# [Provided information]

***

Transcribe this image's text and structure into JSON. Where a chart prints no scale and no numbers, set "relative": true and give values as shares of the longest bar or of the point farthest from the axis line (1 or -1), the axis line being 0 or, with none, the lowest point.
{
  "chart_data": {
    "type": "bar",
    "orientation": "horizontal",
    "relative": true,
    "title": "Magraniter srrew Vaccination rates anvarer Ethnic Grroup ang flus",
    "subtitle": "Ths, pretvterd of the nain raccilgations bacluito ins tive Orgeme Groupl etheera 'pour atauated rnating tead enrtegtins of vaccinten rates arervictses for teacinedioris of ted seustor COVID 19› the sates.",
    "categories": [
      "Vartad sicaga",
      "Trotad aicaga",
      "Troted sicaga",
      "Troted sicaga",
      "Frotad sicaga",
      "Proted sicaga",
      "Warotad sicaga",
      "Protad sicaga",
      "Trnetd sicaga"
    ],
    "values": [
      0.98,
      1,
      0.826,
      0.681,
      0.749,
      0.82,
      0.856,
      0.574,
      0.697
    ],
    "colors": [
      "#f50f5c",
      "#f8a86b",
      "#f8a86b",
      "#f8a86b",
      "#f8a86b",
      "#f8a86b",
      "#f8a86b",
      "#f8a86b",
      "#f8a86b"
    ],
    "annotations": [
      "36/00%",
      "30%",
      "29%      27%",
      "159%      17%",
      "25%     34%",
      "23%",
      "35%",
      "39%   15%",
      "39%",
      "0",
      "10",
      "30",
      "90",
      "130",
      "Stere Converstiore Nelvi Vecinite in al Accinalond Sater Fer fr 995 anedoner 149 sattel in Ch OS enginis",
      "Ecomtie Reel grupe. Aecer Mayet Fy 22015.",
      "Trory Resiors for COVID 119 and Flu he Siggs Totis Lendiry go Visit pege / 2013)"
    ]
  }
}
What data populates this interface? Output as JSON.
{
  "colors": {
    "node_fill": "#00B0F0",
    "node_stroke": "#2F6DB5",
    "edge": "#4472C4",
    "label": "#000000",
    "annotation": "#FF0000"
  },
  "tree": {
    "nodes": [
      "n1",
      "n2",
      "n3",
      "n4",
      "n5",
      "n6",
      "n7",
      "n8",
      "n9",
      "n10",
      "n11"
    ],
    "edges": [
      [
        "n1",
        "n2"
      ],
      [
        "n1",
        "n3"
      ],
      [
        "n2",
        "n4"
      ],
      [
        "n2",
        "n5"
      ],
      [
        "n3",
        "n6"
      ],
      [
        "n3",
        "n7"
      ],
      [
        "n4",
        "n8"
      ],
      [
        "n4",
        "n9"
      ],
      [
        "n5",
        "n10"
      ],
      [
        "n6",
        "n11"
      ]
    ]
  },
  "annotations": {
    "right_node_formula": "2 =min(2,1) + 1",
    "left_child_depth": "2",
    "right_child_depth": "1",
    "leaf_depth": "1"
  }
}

***

# [What to work on]
Each line above that includes "this" should be shown.

# [Task output]
Transcribe this image's text and structure into JSON. Where a chart prints no scale and no numbers, set "relative": true and give values as shares of the longest bar or of the point farthest from the axis line (1 or -1), the axis line being 0 or, with none, the lowest point.
What data populates this interface? Output as JSON.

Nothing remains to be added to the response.